GIVEN INSTRUCTION
Find how many lines contain "Index" and state only that number.

━━━ RECORDS SHOWN ━━━

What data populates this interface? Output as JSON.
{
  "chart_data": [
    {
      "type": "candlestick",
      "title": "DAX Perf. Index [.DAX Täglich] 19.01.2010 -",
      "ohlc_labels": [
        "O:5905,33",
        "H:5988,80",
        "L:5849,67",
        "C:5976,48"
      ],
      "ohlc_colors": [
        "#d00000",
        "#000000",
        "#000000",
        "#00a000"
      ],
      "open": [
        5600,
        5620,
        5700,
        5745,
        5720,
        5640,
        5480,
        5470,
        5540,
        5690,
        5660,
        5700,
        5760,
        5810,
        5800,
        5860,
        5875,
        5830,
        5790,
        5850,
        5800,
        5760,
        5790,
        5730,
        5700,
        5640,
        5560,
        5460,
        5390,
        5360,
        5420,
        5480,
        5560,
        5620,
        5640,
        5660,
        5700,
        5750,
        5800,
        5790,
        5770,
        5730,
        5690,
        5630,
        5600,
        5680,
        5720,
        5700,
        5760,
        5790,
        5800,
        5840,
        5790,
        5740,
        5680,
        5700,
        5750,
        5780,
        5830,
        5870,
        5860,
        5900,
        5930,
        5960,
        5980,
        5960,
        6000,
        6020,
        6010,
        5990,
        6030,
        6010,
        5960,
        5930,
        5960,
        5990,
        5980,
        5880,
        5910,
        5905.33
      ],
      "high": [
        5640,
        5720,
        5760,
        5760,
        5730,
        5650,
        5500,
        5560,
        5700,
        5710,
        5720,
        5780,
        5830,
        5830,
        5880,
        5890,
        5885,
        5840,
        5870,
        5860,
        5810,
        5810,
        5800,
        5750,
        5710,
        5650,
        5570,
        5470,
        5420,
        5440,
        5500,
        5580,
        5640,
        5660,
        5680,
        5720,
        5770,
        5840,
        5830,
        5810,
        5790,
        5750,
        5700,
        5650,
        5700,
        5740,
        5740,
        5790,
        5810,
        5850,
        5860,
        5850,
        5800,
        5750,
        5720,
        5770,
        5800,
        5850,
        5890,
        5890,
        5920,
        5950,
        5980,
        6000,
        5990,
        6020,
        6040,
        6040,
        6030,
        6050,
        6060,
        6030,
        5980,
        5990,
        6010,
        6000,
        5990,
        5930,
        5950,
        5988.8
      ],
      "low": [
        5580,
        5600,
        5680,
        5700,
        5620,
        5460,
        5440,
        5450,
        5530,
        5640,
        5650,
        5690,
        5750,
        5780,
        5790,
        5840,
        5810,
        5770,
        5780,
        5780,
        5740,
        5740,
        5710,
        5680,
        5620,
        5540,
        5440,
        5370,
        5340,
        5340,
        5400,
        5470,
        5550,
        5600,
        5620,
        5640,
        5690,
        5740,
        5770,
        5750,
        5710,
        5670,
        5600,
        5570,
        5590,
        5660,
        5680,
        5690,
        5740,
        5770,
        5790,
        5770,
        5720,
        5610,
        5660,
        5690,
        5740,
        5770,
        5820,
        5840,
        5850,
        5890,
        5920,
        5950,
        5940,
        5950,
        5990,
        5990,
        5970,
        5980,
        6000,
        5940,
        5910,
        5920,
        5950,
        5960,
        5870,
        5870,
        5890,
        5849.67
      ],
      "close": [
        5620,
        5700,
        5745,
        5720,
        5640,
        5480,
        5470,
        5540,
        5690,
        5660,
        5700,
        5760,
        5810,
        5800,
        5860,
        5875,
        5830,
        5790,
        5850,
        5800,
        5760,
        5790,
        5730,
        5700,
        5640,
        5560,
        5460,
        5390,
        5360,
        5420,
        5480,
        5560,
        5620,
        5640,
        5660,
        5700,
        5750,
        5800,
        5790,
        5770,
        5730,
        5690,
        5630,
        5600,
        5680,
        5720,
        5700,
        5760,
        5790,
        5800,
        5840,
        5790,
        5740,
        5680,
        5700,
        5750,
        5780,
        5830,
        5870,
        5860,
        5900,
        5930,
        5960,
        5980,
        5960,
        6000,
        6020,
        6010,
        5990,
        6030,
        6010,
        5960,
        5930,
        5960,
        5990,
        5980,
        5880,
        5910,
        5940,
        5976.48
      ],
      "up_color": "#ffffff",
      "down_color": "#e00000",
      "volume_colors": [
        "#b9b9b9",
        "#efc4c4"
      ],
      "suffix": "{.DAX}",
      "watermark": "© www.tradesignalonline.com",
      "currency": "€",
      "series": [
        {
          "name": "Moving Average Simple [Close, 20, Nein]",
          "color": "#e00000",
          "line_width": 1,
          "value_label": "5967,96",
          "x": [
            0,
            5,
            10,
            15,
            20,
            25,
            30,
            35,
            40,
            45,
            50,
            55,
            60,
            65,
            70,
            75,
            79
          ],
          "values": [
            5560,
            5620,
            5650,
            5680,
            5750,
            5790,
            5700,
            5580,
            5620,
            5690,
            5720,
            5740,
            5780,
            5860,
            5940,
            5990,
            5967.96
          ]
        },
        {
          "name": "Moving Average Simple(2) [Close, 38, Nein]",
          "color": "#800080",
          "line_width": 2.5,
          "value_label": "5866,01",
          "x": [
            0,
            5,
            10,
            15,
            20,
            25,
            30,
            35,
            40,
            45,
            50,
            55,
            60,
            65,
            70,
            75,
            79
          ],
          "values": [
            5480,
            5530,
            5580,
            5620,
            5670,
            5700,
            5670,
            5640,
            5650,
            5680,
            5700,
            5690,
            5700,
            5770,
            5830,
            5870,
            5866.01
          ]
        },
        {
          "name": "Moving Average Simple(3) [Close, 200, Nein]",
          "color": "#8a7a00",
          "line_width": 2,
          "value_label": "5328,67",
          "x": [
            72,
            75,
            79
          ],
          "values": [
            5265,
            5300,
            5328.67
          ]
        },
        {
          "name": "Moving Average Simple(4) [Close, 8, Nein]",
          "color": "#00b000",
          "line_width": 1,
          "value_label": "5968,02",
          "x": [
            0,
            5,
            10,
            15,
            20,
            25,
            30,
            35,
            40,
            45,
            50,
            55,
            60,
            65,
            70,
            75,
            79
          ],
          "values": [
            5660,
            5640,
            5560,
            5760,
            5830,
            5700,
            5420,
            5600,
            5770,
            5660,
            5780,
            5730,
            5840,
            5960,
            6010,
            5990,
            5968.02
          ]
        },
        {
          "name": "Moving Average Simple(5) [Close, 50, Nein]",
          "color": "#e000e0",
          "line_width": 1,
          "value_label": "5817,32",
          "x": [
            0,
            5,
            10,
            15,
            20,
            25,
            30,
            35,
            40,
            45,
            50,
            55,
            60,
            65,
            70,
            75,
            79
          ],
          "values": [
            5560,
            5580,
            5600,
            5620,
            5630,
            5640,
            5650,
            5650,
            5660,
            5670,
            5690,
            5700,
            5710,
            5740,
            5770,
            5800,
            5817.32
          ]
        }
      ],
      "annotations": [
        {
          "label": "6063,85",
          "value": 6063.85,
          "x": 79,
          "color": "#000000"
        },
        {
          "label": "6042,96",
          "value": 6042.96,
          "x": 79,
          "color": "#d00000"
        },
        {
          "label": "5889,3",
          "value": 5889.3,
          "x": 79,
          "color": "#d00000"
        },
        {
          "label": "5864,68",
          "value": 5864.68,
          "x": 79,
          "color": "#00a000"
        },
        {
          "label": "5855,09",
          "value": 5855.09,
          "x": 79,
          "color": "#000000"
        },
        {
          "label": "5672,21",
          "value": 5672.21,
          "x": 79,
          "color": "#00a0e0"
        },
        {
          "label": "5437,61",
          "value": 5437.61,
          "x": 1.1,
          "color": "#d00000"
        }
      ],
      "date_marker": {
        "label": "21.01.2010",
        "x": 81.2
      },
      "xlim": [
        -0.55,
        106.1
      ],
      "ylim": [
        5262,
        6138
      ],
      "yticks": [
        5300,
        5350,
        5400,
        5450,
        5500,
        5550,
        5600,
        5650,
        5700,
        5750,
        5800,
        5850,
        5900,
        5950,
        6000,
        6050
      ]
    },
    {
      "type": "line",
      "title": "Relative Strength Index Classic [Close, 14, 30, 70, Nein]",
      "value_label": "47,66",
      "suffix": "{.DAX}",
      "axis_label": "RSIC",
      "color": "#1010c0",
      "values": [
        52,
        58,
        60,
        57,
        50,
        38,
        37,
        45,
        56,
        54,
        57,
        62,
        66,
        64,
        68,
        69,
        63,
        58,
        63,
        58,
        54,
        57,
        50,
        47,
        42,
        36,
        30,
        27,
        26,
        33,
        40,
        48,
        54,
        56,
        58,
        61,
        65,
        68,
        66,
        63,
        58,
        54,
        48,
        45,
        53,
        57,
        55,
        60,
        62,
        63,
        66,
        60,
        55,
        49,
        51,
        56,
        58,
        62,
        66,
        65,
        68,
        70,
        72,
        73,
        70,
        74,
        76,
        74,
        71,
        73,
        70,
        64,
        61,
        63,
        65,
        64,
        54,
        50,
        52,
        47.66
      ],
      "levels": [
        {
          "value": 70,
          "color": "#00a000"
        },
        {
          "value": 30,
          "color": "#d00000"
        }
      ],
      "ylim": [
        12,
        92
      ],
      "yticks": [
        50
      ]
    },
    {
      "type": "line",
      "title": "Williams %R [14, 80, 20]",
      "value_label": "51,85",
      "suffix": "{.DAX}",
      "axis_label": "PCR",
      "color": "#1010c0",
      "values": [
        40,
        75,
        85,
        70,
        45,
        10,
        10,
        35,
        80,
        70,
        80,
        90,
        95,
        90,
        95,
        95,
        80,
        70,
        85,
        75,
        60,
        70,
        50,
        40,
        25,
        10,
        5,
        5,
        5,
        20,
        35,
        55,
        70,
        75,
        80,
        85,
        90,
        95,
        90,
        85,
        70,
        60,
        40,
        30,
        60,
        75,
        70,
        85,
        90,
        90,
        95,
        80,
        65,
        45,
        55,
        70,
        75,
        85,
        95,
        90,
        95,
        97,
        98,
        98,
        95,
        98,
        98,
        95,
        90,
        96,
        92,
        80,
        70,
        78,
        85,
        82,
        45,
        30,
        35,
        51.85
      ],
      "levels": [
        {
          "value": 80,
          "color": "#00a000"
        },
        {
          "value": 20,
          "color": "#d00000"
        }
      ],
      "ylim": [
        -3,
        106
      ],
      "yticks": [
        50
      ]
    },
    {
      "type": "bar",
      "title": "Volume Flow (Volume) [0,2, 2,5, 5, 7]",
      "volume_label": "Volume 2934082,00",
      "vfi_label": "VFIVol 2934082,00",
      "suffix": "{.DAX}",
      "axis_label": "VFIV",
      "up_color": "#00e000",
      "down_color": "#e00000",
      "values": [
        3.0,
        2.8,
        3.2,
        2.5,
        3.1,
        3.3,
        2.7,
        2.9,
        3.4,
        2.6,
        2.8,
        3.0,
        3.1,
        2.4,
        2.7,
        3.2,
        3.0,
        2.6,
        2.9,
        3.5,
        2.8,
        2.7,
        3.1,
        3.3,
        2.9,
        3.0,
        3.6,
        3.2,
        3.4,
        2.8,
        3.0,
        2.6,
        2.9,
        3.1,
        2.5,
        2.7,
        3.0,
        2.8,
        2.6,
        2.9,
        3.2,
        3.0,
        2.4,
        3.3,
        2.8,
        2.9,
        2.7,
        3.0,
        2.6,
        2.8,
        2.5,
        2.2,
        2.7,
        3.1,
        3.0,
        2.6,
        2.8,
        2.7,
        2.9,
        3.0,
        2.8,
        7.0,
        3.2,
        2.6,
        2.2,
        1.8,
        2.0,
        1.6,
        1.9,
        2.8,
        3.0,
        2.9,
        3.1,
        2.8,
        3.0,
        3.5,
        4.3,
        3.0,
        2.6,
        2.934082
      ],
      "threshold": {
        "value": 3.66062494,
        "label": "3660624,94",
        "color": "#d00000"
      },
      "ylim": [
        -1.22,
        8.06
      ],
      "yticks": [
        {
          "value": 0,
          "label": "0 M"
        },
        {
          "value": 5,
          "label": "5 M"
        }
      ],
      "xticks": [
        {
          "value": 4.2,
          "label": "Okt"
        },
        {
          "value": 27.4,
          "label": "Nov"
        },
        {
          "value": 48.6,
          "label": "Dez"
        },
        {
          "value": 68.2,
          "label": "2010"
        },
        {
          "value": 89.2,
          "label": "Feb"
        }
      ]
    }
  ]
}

━━━

SOLUTION TO THIS PROBLEM
2